=== Listed entries ===

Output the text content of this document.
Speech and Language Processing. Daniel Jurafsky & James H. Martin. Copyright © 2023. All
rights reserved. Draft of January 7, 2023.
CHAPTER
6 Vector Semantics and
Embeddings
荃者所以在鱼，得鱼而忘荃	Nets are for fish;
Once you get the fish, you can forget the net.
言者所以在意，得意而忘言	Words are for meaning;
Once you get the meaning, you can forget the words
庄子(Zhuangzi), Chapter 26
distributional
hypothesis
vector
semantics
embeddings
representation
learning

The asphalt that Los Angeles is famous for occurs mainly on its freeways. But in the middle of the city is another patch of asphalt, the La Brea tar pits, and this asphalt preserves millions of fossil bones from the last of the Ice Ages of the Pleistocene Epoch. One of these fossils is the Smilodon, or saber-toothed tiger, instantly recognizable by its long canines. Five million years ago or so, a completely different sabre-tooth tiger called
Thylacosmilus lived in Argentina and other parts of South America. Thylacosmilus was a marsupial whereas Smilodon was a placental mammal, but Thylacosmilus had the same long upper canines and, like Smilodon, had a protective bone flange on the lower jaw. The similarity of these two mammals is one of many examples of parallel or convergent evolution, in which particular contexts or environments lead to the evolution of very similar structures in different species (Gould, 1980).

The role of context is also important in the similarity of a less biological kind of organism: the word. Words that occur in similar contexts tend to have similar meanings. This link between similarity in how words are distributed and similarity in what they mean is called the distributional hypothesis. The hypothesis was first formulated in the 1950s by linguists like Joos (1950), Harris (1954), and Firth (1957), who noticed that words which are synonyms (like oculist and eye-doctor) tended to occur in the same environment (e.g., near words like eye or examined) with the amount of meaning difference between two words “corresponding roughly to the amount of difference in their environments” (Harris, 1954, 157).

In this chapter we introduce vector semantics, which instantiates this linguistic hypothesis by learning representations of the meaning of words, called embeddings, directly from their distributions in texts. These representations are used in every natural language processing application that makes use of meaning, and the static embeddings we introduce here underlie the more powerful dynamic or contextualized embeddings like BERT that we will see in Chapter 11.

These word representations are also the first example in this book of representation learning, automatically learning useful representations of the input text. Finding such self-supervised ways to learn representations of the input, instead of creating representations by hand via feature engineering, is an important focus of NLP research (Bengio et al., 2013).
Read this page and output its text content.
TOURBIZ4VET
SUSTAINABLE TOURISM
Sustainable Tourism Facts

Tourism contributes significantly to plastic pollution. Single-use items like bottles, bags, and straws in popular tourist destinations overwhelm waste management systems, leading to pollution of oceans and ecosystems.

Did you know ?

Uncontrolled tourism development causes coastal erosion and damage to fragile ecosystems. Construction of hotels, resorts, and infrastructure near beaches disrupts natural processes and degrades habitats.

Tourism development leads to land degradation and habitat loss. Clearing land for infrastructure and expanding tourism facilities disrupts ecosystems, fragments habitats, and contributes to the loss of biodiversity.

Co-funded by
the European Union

===

Aim of the task> Output the lines from the line containing "Read this page and output its text content." to the end, both included; add nothing.

Written response>
Read this page and output its text content.
TOURBIZ4VET
SUSTAINABLE TOURISM
Sustainable Tourism Facts

Tourism contributes significantly to plastic pollution. Single-use items like bottles, bags, and straws in popular tourist destinations overwhelm waste management systems, leading to pollution of oceans and ecosystems.

Did you know ?

Uncontrolled tourism development causes coastal erosion and damage to fragile ecosystems. Construction of hotels, resorts, and infrastructure near beaches disrupts natural processes and degrades habitats.

Tourism development leads to land degradation and habitat loss. Clearing land for infrastructure and expanding tourism facilities disrupts ecosystems, fragments habitats, and contributes to the loss of biodiversity.

Co-funded by
the European Union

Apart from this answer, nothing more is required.